_SET EXERCISE_. Find the number of lines below in which the word "Family" appears, and write that number only.

= = = = = = =

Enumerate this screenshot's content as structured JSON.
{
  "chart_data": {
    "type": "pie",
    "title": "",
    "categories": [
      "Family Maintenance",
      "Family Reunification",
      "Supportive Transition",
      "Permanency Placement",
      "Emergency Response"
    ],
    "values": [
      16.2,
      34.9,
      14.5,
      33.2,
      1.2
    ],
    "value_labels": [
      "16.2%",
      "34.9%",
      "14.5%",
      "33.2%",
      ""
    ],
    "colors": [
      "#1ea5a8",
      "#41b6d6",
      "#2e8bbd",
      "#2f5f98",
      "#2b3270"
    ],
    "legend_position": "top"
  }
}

= = = = = = =

_FINAL ANSWER_. 2